[START OF RECORD EXCERPTS]
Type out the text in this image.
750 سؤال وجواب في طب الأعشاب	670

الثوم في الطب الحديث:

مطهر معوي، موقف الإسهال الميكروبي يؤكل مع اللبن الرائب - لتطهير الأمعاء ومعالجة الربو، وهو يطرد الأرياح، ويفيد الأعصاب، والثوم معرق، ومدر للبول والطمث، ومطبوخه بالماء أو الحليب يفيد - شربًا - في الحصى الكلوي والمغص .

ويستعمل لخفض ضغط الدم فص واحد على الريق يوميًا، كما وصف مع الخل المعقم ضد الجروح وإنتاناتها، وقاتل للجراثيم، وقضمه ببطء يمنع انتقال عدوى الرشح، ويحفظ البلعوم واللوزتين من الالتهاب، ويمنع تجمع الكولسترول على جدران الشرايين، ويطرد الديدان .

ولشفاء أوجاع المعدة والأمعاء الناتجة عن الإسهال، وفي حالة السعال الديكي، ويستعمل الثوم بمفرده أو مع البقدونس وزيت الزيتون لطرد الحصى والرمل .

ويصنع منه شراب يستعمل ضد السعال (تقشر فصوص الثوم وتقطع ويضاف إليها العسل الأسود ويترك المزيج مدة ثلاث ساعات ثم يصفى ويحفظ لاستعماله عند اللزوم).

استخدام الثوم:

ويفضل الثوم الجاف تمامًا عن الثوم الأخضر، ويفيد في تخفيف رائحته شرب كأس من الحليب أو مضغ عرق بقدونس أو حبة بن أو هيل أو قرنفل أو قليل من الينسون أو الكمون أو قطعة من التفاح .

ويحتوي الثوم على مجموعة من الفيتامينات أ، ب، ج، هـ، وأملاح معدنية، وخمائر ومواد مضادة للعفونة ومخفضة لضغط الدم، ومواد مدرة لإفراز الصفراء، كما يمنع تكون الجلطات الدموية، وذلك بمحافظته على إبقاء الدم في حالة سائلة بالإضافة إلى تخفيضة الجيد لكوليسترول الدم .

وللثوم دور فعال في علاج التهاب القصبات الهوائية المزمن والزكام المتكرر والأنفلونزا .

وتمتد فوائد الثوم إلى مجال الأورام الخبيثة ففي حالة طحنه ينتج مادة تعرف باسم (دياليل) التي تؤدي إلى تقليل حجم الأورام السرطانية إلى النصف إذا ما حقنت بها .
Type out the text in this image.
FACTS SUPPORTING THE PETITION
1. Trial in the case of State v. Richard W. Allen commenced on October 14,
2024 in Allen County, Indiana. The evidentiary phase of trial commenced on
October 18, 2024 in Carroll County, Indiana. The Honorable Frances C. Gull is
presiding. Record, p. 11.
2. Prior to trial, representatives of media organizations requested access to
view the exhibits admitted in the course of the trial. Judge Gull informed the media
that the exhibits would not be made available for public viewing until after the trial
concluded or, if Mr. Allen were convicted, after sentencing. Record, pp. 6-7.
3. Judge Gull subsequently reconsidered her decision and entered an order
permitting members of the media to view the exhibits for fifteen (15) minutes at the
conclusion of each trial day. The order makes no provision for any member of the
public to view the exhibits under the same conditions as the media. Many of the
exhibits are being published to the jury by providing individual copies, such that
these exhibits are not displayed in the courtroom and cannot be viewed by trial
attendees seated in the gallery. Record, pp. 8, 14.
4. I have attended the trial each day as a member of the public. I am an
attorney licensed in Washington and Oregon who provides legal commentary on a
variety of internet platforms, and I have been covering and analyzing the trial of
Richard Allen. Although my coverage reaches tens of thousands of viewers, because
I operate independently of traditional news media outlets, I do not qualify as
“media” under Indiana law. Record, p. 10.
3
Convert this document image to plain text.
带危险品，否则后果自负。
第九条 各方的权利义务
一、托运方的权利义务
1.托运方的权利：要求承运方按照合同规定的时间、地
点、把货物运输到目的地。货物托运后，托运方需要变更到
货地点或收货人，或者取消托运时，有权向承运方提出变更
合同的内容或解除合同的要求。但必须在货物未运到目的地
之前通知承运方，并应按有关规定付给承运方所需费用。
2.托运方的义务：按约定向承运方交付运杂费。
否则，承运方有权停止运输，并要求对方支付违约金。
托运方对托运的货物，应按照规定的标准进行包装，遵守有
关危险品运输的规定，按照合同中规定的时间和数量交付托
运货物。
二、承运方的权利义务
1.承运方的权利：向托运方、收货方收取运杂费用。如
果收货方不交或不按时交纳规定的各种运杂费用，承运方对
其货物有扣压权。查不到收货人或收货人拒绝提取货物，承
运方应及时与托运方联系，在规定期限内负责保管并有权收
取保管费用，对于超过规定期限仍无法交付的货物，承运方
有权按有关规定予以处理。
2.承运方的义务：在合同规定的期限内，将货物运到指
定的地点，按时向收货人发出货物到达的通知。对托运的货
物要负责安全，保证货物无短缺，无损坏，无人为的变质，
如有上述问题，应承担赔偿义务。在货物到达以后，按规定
[END OF RECORD EXCERPTS]
▶ _YOUR GOAL_
Please copy out each record, character for character.

▶ _CORRECT ANSWER_
Type out the text in this image.
750 سؤال وجواب في طب الأعشاب	670

الثوم في الطب الحديث:

مطهر معوي، موقف الإسهال الميكروبي يؤكل مع اللبن الرائب - لتطهير الأمعاء ومعالجة الربو، وهو يطرد الأرياح، ويفيد الأعصاب، والثوم معرق، ومدر للبول والطمث، ومطبوخه بالماء أو الحليب يفيد - شربًا - في الحصى الكلوي والمغص .

ويستعمل لخفض ضغط الدم فص واحد على الريق يوميًا، كما وصف مع الخل المعقم ضد الجروح وإنتاناتها، وقاتل للجراثيم، وقضمه ببطء يمنع انتقال عدوى الرشح، ويحفظ البلعوم واللوزتين من الالتهاب، ويمنع تجمع الكولسترول على جدران الشرايين، ويطرد الديدان .

ولشفاء أوجاع المعدة والأمعاء الناتجة عن الإسهال، وفي حالة السعال الديكي، ويستعمل الثوم بمفرده أو مع البقدونس وزيت الزيتون لطرد الحصى والرمل .

ويصنع منه شراب يستعمل ضد السعال (تقشر فصوص الثوم وتقطع ويضاف إليها العسل الأسود ويترك المزيج مدة ثلاث ساعات ثم يصفى ويحفظ لاستعماله عند اللزوم).

استخدام الثوم:

ويفضل الثوم الجاف تمامًا عن الثوم الأخضر، ويفيد في تخفيف رائحته شرب كأس من الحليب أو مضغ عرق بقدونس أو حبة بن أو هيل أو قرنفل أو قليل من الينسون أو الكمون أو قطعة من التفاح .

ويحتوي الثوم على مجموعة من الفيتامينات أ، ب، ج، هـ، وأملاح معدنية، وخمائر ومواد مضادة للعفونة ومخفضة لضغط الدم، ومواد مدرة لإفراز الصفراء، كما يمنع تكون الجلطات الدموية، وذلك بمحافظته على إبقاء الدم في حالة سائلة بالإضافة إلى تخفيضة الجيد لكوليسترول الدم .

وللثوم دور فعال في علاج التهاب القصبات الهوائية المزمن والزكام المتكرر والأنفلونزا .

وتمتد فوائد الثوم إلى مجال الأورام الخبيثة ففي حالة طحنه ينتج مادة تعرف باسم (دياليل) التي تؤدي إلى تقليل حجم الأورام السرطانية إلى النصف إذا ما حقنت بها .
Type out the text in this image.
FACTS SUPPORTING THE PETITION
1. Trial in the case of State v. Richard W. Allen commenced on October 14,
2024 in Allen County, Indiana. The evidentiary phase of trial commenced on
October 18, 2024 in Carroll County, Indiana. The Honorable Frances C. Gull is
presiding. Record, p. 11.
2. Prior to trial, representatives of media organizations requested access to
view the exhibits admitted in the course of the trial. Judge Gull informed the media
that the exhibits would not be made available for public viewing until after the trial
concluded or, if Mr. Allen were convicted, after sentencing. Record, pp. 6-7.
3. Judge Gull subsequently reconsidered her decision and entered an order
permitting members of the media to view the exhibits for fifteen (15) minutes at the
conclusion of each trial day. The order makes no provision for any member of the
public to view the exhibits under the same conditions as the media. Many of the
exhibits are being published to the jury by providing individual copies, such that
these exhibits are not displayed in the courtroom and cannot be viewed by trial
attendees seated in the gallery. Record, pp. 8, 14.
4. I have attended the trial each day as a member of the public. I am an
attorney licensed in Washington and Oregon who provides legal commentary on a
variety of internet platforms, and I have been covering and analyzing the trial of
Richard Allen. Although my coverage reaches tens of thousands of viewers, because
I operate independently of traditional news media outlets, I do not qualify as
“media” under Indiana law. Record, p. 10.
3
Convert this document image to plain text.
带危险品，否则后果自负。
第九条 各方的权利义务
一、托运方的权利义务
1.托运方的权利：要求承运方按照合同规定的时间、地
点、把货物运输到目的地。货物托运后，托运方需要变更到
货地点或收货人，或者取消托运时，有权向承运方提出变更
合同的内容或解除合同的要求。但必须在货物未运到目的地
之前通知承运方，并应按有关规定付给承运方所需费用。
2.托运方的义务：按约定向承运方交付运杂费。
否则，承运方有权停止运输，并要求对方支付违约金。
托运方对托运的货物，应按照规定的标准进行包装，遵守有
关危险品运输的规定，按照合同中规定的时间和数量交付托
运货物。
二、承运方的权利义务
1.承运方的权利：向托运方、收货方收取运杂费用。如
果收货方不交或不按时交纳规定的各种运杂费用，承运方对
其货物有扣压权。查不到收货人或收货人拒绝提取货物，承
运方应及时与托运方联系，在规定期限内负责保管并有权收
取保管费用，对于超过规定期限仍无法交付的货物，承运方
有权按有关规定予以处理。
2.承运方的义务：在合同规定的期限内，将货物运到指
定的地点，按时向收货人发出货物到达的通知。对托运的货
物要负责安全，保证货物无短缺，无损坏，无人为的变质，
如有上述问题，应承担赔偿义务。在货物到达以后，按规定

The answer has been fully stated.